Element and region listings:

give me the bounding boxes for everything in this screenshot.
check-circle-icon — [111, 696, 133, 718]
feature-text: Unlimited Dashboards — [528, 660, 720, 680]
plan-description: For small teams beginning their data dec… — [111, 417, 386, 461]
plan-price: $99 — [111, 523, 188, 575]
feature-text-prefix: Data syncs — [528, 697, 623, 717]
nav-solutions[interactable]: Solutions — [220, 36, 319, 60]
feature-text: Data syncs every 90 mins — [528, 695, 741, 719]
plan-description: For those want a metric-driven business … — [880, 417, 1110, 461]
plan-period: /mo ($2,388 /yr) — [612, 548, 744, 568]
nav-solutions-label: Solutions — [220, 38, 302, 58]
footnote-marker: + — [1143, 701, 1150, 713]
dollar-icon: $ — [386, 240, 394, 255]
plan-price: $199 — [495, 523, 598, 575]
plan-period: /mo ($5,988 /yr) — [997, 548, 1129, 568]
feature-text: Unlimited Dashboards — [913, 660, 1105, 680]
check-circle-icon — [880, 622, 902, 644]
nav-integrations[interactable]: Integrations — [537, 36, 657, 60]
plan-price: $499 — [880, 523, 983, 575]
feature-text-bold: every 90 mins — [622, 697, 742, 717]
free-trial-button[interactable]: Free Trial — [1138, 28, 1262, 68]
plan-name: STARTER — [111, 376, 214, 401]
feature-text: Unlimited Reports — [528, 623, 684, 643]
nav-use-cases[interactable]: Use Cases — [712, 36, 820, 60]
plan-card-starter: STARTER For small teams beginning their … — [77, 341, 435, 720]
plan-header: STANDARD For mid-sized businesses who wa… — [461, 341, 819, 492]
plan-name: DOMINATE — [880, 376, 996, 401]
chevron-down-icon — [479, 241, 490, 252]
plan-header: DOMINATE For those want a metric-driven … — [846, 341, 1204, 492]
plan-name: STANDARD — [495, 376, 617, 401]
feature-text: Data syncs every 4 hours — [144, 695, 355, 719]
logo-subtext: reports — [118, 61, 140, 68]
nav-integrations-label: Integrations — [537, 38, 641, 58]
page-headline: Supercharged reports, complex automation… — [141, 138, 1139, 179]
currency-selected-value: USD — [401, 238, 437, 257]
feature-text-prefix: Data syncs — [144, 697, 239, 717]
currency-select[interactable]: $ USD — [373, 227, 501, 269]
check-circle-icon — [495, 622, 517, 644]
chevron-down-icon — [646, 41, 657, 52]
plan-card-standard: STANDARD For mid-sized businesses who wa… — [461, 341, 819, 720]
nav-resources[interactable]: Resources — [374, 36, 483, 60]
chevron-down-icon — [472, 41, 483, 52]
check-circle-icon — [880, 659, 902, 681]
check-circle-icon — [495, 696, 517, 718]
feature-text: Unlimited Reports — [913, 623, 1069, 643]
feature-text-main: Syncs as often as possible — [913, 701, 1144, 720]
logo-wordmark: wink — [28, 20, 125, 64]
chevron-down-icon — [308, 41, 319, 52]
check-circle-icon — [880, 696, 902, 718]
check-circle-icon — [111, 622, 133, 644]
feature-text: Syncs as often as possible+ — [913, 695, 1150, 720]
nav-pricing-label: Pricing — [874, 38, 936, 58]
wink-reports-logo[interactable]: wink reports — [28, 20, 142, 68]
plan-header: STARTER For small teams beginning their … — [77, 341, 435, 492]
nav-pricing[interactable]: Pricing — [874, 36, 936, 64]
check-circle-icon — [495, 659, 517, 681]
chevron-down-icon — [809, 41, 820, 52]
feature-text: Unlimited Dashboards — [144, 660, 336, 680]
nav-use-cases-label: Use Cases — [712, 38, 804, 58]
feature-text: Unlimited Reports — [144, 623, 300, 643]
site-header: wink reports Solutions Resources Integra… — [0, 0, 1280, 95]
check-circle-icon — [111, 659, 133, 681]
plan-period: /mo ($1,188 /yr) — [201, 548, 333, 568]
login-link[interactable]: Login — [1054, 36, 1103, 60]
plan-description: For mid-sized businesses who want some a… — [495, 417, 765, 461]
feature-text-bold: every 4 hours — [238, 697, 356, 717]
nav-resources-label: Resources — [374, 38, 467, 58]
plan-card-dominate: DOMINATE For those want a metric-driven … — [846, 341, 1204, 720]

-- WHAT IS BEING ASKED --
Turn each nonblank line of the records into a row of a Markdown table with two columns, "No." for the row number and "Line" for the line itself, and leave out any blank lines.

-- TASK SOLUTION --
| No. | Line |
|---|---|
| 1 | give me the bounding boxes for everything in this screenshot. |
| 2 | check-circle-icon — [111, 696, 133, 718] |
| 3 | feature-text: Unlimited Dashboards — [528, 660, 720, 680] |
| 4 | plan-description: For small teams beginning their data dec… — [111, 417, 386, 461] |
| 5 | plan-price: $99 — [111, 523, 188, 575] |
| 6 | feature-text-prefix: Data syncs — [528, 697, 623, 717] |
| 7 | nav-solutions[interactable]: Solutions — [220, 36, 319, 60] |
| 8 | feature-text: Data syncs every 90 mins — [528, 695, 741, 719] |
| 9 | plan-description: For those want a metric-driven business … — [880, 417, 1110, 461] |
| 10 | plan-period: /mo ($2,388 /yr) — [612, 548, 744, 568] |
| 11 | nav-solutions-label: Solutions — [220, 38, 302, 58] |
| 12 | footnote-marker: + — [1143, 701, 1150, 713] |
| 13 | dollar-icon: $ — [386, 240, 394, 255] |
| 14 | plan-price: $199 — [495, 523, 598, 575] |
| 15 | plan-period: /mo ($5,988 /yr) — [997, 548, 1129, 568] |
| 16 | feature-text: Unlimited Dashboards — [913, 660, 1105, 680] |
| 17 | check-circle-icon — [880, 622, 902, 644] |
| 18 | nav-integrations[interactable]: Integrations — [537, 36, 657, 60] |
| 19 | plan-price: $499 — [880, 523, 983, 575] |
| 20 | feature-text-bold: every 90 mins — [622, 697, 742, 717] |
| 21 | free-trial-button[interactable]: Free Trial — [1138, 28, 1262, 68] |
| 22 | plan-name: STARTER — [111, 376, 214, 401] |
| 23 | feature-text: Unlimited Reports — [528, 623, 684, 643] |
| 24 | nav-use-cases[interactable]: Use Cases — [712, 36, 820, 60] |
| 25 | plan-card-starter: STARTER For small teams beginning their … — [77, 341, 435, 720] |
| 26 | plan-header: STANDARD For mid-sized businesses who wa… — [461, 341, 819, 492] |
| 27 | plan-name: DOMINATE — [880, 376, 996, 401] |
| 28 | chevron-down-icon — [479, 241, 490, 252] |
| 29 | plan-header: DOMINATE For those want a metric-driven … — [846, 341, 1204, 492] |
| 30 | plan-name: STANDARD — [495, 376, 617, 401] |
| 31 | feature-text: Data syncs every 4 hours — [144, 695, 355, 719] |
| 32 | logo-subtext: reports — [118, 61, 140, 68] |
| 33 | nav-integrations-label: Integrations — [537, 38, 641, 58] |
| 34 | page-headline: Supercharged reports, complex automation… — [141, 138, 1139, 179] |
| 35 | currency-selected-value: USD — [401, 238, 437, 257] |
| 36 | feature-text-prefix: Data syncs — [144, 697, 239, 717] |
| 37 | currency-select[interactable]: $ USD — [373, 227, 501, 269] |
| 38 | check-circle-icon — [495, 622, 517, 644] |
| 39 | chevron-down-icon — [646, 41, 657, 52] |
| 40 | plan-card-standard: STANDARD For mid-sized businesses who wa… — [461, 341, 819, 720] |
| 41 | nav-resources[interactable]: Resources — [374, 36, 483, 60] |
| 42 | chevron-down-icon — [472, 41, 483, 52] |
| 43 | check-circle-icon — [880, 659, 902, 681] |
| 44 | check-circle-icon — [495, 696, 517, 718] |
| 45 | feature-text: Unlimited Reports — [913, 623, 1069, 643] |
| 46 | feature-text-main: Syncs as often as possible — [913, 701, 1144, 720] |
| 47 | logo-wordmark: wink — [28, 20, 125, 64] |
| 48 | chevron-down-icon — [308, 41, 319, 52] |
| 49 | check-circle-icon — [880, 696, 902, 718] |
| 50 | check-circle-icon — [111, 622, 133, 644] |
| 51 | feature-text: Syncs as often as possible+ — [913, 695, 1150, 720] |
| 52 | nav-pricing-label: Pricing — [874, 38, 936, 58] |
| 53 | wink-reports-logo[interactable]: wink reports — [28, 20, 142, 68] |
| 54 | plan-header: STARTER For small teams beginning their … — [77, 341, 435, 492] |
| 55 | nav-pricing[interactable]: Pricing — [874, 36, 936, 64] |
| 56 | check-circle-icon — [495, 659, 517, 681] |
| 57 | chevron-down-icon — [809, 41, 820, 52] |
| 58 | feature-text: Unlimited Dashboards — [144, 660, 336, 680] |
| 59 | nav-use-cases-label: Use Cases — [712, 38, 804, 58] |
| 60 | feature-text: Unlimited Reports — [144, 623, 300, 643] |
| 61 | site-header: wink reports Solutions Resources Integra… — [0, 0, 1280, 95] |
| 62 | check-circle-icon — [111, 659, 133, 681] |
| 63 | plan-period: /mo ($1,188 /yr) — [201, 548, 333, 568] |
| 64 | login-link[interactable]: Login — [1054, 36, 1103, 60] |
| 65 | plan-description: For mid-sized businesses who want some a… — [495, 417, 765, 461] |
| 66 | feature-text-bold: every 4 hours — [238, 697, 356, 717] |
| 67 | nav-resources-label: Resources — [374, 38, 467, 58] |
| 68 | plan-card-dominate: DOMINATE For those want a metric-driven … — [846, 341, 1204, 720] |